··· Исходный текст ···

Когда я только начинал писать эту колонку и рассказал о ней одному своему нерусскоязычному приятелю, человеку консервативному и ироничному, он заметил не без сарказма: «Ну вот теперь и ты будешь талдычить про Реш Лакиша и рабби Йоханана в водах реки». Вероятно, его едкая реплика, направленная против модных постмодернистских ораторов, вооруженных талмудическими историями, а более всех — против Дэниела Боярина, который особенно возлюбил рассказ про Реш Лакиша и рабби Йоханана, и была причиной тому, что я этот рассказ до сих пор не излагал. И ведь зря. Недавно по дороге из одного чужого города в другой, я много думал о нем и решил, что он многое сообщает про культурный мир рассказчиков Вавилонского Талмуда. Этот странный рассказ встречается только раз в этом Талмуде и только в нем, то есть он — продукт вавилонского нарративного творчества, хотя его герои живут в Эрец Исраэль. Он плохо сочетается с другими рассказами о тех же героях, что, видимо, объясняется его вавилонским происхождением. По сути дела, это рассказ о мужской дружбе между учеными, коей в талмудической культуре уделяется внимание не меньшее, а может, и большее, чем любовным отношениям между мужчиной и женщиной. Рассказ весьма грустен: в его начале двое юношей встретятся в водах реки, а в конце — двух мертвых мужей вынесут из дома учения, оставив безмолвных женщин тосковать в опустевших домах. Но предоставим слово самому источнику:
ВТ Бава Мециа 84а
Сказал ему [р. Йоханан]: Силу твою — Торе!
Сказал ему [Реш Лакиш]: Красу твою — девам!
Сказал ему: Если оставишь стезю твою, отдам тебе мою сестру, которая гораздо красивее меня.
Принял условие.
Хотел вернуться к оставленным одеждам, но вернуться не смог.
Учил его Писанию, учил его Мишне и сделал его великим мужем.
В один день случился спор в доме учения:
«Меч, нож, дротик и копье, серп ручной и серп жнеца — когда начинают принимать нечистоту? С того момента, как их сотворение завершено».
А когда же их творение считается завершенным?

···

● Задания для выполнения
• a. Измените записи от их начала до строки со словами «bbox-dimension-lines <box>266 236» включительно: везде замените «format-description» на «format-details», а всё прочее оставьте как есть.
• b. Продолжите текст о талмудическом рассказе про Реш Лакиша и рабби Йоханана с того места, на котором он заканчивается.
Текст и записи взяты из разных источников.

··· Предоставленные материалы ···

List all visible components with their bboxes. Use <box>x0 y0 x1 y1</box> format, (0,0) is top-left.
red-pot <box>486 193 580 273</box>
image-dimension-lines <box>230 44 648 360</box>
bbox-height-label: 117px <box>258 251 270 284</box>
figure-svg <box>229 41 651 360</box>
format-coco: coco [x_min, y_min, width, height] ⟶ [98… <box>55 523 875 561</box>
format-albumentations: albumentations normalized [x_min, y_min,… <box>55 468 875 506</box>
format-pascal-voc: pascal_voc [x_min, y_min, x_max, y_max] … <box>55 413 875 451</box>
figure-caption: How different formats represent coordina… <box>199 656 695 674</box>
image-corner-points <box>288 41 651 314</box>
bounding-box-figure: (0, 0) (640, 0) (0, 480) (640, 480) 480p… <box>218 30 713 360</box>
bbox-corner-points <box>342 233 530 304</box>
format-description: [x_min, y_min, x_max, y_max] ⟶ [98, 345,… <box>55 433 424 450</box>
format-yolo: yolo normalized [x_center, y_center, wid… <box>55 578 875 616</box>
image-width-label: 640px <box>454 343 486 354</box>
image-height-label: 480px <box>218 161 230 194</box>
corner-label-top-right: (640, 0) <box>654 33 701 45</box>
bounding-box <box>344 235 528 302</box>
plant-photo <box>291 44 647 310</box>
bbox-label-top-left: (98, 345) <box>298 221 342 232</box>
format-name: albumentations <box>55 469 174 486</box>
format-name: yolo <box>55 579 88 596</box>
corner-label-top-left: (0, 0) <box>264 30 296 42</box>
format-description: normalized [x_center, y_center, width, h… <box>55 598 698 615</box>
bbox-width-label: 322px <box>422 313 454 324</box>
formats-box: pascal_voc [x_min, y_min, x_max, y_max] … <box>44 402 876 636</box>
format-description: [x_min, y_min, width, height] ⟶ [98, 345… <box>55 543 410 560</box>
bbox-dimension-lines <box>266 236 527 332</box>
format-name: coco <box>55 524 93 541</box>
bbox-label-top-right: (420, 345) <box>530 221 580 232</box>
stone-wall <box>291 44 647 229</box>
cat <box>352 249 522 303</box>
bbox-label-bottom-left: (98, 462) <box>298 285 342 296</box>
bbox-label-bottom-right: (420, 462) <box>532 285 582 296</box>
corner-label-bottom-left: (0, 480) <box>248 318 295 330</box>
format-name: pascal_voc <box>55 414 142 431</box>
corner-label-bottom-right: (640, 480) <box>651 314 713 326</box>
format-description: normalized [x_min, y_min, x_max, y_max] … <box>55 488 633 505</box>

···

● Ожидаемые ответы
• a.
List all visible components with their bboxes. Use <box>x0 y0 x1 y1</box> format, (0,0) is top-left.
red-pot <box>486 193 580 273</box>
image-dimension-lines <box>230 44 648 360</box>
bbox-height-label: 117px <box>258 251 270 284</box>
figure-svg <box>229 41 651 360</box>
format-coco: coco [x_min, y_min, width, height] ⟶ [98… <box>55 523 875 561</box>
format-albumentations: albumentations normalized [x_min, y_min,… <box>55 468 875 506</box>
format-pascal-voc: pascal_voc [x_min, y_min, x_max, y_max] … <box>55 413 875 451</box>
figure-caption: How different formats represent coordina… <box>199 656 695 674</box>
image-corner-points <box>288 41 651 314</box>
bounding-box-figure: (0, 0) (640, 0) (0, 480) (640, 480) 480p… <box>218 30 713 360</box>
bbox-corner-points <box>342 233 530 304</box>
format-details: [x_min, y_min, x_max, y_max] ⟶ [98, 345,… <box>55 433 424 450</box>
format-yolo: yolo normalized [x_center, y_center, wid… <box>55 578 875 616</box>
image-width-label: 640px <box>454 343 486 354</box>
image-height-label: 480px <box>218 161 230 194</box>
corner-label-top-right: (640, 0) <box>654 33 701 45</box>
bounding-box <box>344 235 528 302</box>
plant-photo <box>291 44 647 310</box>
bbox-label-top-left: (98, 345) <box>298 221 342 232</box>
format-name: albumentations <box>55 469 174 486</box>
format-name: yolo <box>55 579 88 596</box>
corner-label-top-left: (0, 0) <box>264 30 296 42</box>
format-details: normalized [x_center, y_center, width, h… <box>55 598 698 615</box>
bbox-width-label: 322px <box>422 313 454 324</box>
formats-box: pascal_voc [x_min, y_min, x_max, y_max] … <box>44 402 876 636</box>
format-details: [x_min, y_min, width, height] ⟶ [98, 345… <box>55 543 410 560</box>
bbox-dimension-lines <box>266 236 527 332</box>

• b.
Рабби Йоханан сказал: Как только они выходят из горна.
Реш Лакиш сказал: Как только остудит их в воде.
Рабби Йоханан сказал: Знает разбойник свое ремесло!
Реш Лакиш сказал: Что же ты доброго сделал мне? Там меня называли господином (рабби), и здесь меня называют господином (рабби)?!
Сказал рабби Йоханан : Я сделал тебе добро, я ввел тебя под сень Шхины!
Помутился разум рабби Йоханана, ослаб Реш Лакиш.
Пришла сестра к рабби Йоханану и плакала перед ним и говорила ему: Сделай для моих детей!
Ответил ей: «Оставь сирот твоих, Я поддержу жизнь их» (Иер 49:11)
Сказала ему: Сделай ради моего вдовства!
Сказал ей: «…и вдовы твои пусть надеются на Меня» (Там же).
И упокоилась душа рабби Шимона бен Лакиша, и сокрушался о нем рабби Йоханан весьма.
Сказали мудрецы: Кто пойдет и упокоит его мысли?
Пойдет рабби Эльазар бен Педат, он учен.
Пошел и сел перед ним. И на каждое слово, сказанное рабби Йохананом, говорил: Есть у меня аргумент в помощь сказанному!
Сказал ему: Тебе далеко до сына Лакиша […] Тот на всякое слово, сказанное мной, приводил 24 контраргумента, а я на них — 24 разрешения, и таким образом росло учение […] а ты мне — «аргумент в помощь сказанному»! Разве я того не знаю, что хорошо говорю?! И ходил он и рвал свои одежды, и все плакал и вопрошал: Где ты, сын Лакиша, где ты, сын Лакиша?!
И так взывал, пока не потерял свои знания, и молились о нем мудрецы, и почил.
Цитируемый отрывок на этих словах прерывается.